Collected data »
________

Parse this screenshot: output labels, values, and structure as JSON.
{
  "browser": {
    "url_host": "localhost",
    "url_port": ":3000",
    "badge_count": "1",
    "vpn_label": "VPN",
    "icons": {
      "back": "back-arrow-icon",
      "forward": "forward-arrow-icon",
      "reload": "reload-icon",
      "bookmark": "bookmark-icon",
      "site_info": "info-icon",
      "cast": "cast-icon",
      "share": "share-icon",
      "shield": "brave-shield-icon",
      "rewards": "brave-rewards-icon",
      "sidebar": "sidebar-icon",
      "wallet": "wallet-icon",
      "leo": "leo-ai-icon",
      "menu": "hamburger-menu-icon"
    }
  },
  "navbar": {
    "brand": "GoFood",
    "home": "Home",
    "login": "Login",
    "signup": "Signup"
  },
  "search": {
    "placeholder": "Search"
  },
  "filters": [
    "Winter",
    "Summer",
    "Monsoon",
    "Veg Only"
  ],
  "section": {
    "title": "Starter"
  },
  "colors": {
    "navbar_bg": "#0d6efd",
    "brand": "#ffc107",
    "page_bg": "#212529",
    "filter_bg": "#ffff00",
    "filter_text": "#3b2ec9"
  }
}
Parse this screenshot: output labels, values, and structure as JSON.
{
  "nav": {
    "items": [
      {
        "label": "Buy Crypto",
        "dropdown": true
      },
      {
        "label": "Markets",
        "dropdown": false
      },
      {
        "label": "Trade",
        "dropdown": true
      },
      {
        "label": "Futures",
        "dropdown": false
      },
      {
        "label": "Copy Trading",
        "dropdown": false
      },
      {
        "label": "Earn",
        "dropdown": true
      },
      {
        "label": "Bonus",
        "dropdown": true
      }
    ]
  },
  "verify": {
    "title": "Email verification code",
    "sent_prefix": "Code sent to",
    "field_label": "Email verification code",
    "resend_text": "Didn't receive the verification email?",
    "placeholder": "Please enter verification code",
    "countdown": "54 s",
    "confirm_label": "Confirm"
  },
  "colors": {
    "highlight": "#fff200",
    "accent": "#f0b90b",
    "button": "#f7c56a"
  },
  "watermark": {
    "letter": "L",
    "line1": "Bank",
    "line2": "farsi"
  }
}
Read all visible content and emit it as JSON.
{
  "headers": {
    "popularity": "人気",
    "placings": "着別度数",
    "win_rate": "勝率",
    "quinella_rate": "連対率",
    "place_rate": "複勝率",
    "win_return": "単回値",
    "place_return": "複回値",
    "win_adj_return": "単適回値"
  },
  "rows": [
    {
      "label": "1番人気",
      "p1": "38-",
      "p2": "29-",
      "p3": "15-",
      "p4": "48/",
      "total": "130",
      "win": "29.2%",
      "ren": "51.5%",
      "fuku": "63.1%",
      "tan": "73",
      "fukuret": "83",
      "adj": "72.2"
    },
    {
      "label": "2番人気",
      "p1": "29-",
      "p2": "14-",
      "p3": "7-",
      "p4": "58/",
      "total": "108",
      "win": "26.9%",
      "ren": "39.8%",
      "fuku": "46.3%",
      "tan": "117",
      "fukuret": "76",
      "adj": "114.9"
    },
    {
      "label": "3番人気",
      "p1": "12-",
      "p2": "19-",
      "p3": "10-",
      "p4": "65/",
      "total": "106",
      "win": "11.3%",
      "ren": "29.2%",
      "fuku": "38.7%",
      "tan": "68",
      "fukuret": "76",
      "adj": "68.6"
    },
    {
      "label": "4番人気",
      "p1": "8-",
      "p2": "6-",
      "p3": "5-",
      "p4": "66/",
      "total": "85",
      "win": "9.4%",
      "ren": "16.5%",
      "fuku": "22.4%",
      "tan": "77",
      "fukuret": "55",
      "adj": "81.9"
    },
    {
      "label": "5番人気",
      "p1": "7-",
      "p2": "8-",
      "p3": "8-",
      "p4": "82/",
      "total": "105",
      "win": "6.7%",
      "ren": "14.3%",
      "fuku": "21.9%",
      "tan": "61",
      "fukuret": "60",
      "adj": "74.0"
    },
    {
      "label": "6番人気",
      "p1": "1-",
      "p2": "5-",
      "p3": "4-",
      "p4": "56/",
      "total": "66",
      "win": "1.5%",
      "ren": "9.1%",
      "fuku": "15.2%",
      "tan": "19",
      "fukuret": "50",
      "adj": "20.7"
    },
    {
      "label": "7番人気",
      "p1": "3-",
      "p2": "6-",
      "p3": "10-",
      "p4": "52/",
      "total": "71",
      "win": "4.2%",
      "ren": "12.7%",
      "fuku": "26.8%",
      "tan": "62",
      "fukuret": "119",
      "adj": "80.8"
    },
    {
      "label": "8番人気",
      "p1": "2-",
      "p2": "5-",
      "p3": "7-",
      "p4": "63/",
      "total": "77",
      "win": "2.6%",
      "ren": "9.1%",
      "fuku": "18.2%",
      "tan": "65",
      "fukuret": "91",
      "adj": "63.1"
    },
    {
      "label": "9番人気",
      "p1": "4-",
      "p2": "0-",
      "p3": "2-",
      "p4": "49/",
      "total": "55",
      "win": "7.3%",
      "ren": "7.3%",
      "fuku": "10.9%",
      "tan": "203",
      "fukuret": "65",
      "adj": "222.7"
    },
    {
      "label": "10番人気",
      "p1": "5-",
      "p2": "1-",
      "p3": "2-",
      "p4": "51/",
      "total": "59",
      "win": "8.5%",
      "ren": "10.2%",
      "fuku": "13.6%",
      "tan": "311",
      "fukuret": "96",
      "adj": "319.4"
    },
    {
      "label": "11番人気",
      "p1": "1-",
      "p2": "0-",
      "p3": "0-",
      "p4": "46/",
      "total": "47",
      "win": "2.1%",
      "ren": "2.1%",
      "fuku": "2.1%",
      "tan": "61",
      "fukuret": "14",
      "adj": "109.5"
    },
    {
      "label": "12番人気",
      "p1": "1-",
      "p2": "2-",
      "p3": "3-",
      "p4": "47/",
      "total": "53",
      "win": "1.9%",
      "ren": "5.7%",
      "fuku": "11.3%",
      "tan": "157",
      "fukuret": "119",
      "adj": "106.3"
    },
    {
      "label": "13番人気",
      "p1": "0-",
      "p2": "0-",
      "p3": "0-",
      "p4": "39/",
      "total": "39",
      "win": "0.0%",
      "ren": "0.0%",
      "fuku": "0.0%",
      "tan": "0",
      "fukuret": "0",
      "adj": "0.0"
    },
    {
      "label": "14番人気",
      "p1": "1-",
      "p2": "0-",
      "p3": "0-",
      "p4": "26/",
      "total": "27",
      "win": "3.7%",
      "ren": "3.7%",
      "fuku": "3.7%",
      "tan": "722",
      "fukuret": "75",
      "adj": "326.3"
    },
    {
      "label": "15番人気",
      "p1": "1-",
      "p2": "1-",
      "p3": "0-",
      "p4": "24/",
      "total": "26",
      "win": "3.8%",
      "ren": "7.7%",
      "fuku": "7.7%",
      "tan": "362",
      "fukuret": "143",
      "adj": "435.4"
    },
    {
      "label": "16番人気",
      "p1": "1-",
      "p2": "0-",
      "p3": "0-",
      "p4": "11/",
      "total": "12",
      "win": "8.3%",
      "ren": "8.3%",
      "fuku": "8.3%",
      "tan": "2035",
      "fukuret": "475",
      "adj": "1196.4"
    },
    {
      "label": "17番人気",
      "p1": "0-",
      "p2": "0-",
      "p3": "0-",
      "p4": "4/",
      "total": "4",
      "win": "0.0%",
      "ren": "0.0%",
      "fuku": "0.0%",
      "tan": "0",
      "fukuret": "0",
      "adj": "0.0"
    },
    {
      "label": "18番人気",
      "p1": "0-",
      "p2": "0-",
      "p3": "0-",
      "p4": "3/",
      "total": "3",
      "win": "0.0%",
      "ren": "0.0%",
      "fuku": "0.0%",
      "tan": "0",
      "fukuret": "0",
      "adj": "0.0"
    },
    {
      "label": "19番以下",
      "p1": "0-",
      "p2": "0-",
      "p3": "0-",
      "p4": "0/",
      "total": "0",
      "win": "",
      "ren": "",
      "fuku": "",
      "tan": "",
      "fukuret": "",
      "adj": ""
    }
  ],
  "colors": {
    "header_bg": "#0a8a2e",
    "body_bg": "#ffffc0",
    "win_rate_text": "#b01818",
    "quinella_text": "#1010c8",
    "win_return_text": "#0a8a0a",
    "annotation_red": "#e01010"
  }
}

________

Work to complete »
Reply with one number only: the count of lines in the entries that contain "arrow".

Problem solution »
2